## STATED TASK
Provide the number of lines where the word "Rate" occurs, and no other text.

'''

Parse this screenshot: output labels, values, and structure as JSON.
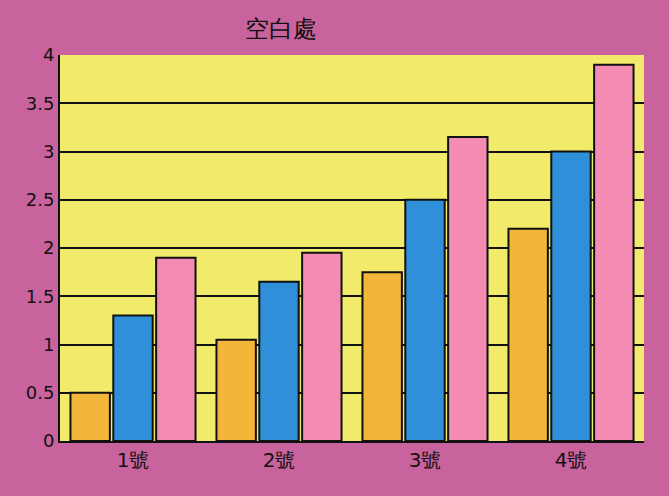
{
  "chart_data": {
    "type": "bar",
    "title": "空白處",
    "categories": [
      "1號",
      "2號",
      "3號",
      "4號"
    ],
    "series": [
      {
        "color": "#f3b53a",
        "values": [
          0.5,
          1.05,
          1.75,
          2.2
        ]
      },
      {
        "color": "#2f8fd8",
        "values": [
          1.3,
          1.65,
          2.5,
          3.0
        ]
      },
      {
        "color": "#f38bb2",
        "values": [
          1.9,
          1.95,
          3.15,
          3.9
        ]
      }
    ],
    "ylim": [
      0,
      4
    ],
    "yticks": [
      0,
      0.5,
      1,
      1.5,
      2,
      2.5,
      3,
      3.5,
      4
    ],
    "grid": true
  }
}
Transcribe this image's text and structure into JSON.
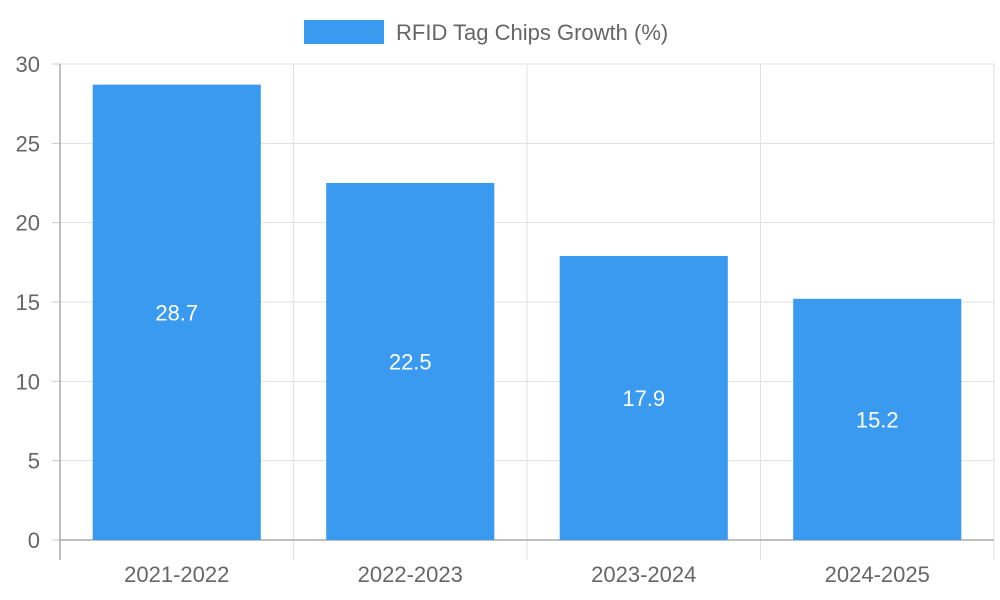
{
  "chart_data": {
    "type": "bar",
    "categories": [
      "2021-2022",
      "2022-2023",
      "2023-2024",
      "2024-2025"
    ],
    "series": [
      {
        "name": "RFID Tag Chips Growth (%)",
        "values": [
          28.7,
          22.5,
          17.9,
          15.2
        ]
      }
    ],
    "ylim": [
      0,
      30
    ],
    "yticks": [
      0,
      5,
      10,
      15,
      20,
      25,
      30
    ],
    "legend_position": "top",
    "grid": true,
    "bar_color": "#3a9af0",
    "title": "",
    "xlabel": "",
    "ylabel": ""
  }
}
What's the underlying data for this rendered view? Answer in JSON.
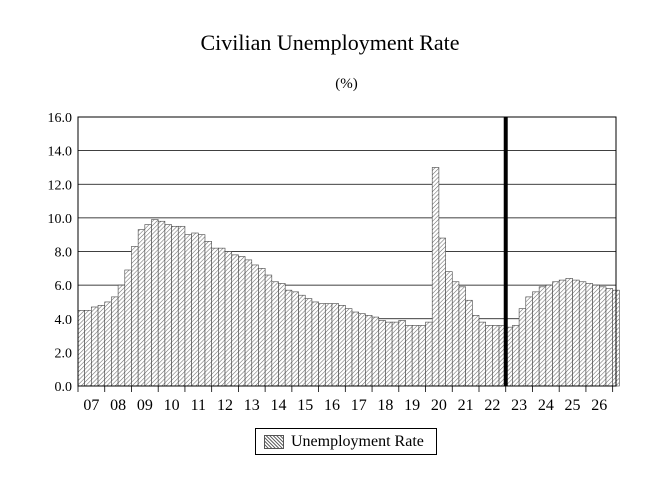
{
  "chart_data": {
    "type": "bar",
    "title": "Civilian Unemployment Rate",
    "subtitle": "(%)",
    "xlabel": "",
    "ylabel": "",
    "ylim": [
      0,
      16
    ],
    "yticks": [
      "0.0",
      "2.0",
      "4.0",
      "6.0",
      "8.0",
      "10.0",
      "12.0",
      "14.0",
      "16.0"
    ],
    "x_tick_labels": [
      "07",
      "08",
      "09",
      "10",
      "11",
      "12",
      "13",
      "14",
      "15",
      "16",
      "17",
      "18",
      "19",
      "20",
      "21",
      "22",
      "23",
      "24",
      "25",
      "26"
    ],
    "grid": true,
    "frequency": "quarterly",
    "vertical_marker_year": "23",
    "legend_position": "bottom",
    "series": [
      {
        "name": "Unemployment Rate",
        "values": [
          4.5,
          4.5,
          4.7,
          4.8,
          5.0,
          5.3,
          6.0,
          6.9,
          8.3,
          9.3,
          9.6,
          9.9,
          9.8,
          9.6,
          9.5,
          9.5,
          9.0,
          9.1,
          9.0,
          8.6,
          8.2,
          8.2,
          8.0,
          7.8,
          7.7,
          7.5,
          7.2,
          7.0,
          6.6,
          6.2,
          6.1,
          5.7,
          5.6,
          5.4,
          5.2,
          5.0,
          4.9,
          4.9,
          4.9,
          4.8,
          4.6,
          4.4,
          4.3,
          4.2,
          4.1,
          3.9,
          3.8,
          3.8,
          3.9,
          3.6,
          3.6,
          3.6,
          3.8,
          13.0,
          8.8,
          6.8,
          6.2,
          5.9,
          5.1,
          4.2,
          3.8,
          3.6,
          3.6,
          3.6,
          3.5,
          3.6,
          4.6,
          5.3,
          5.6,
          5.9,
          6.0,
          6.2,
          6.3,
          6.4,
          6.3,
          6.2,
          6.1,
          6.0,
          5.9,
          5.8,
          5.7
        ]
      }
    ]
  }
}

'''

## RESULT BELOW
2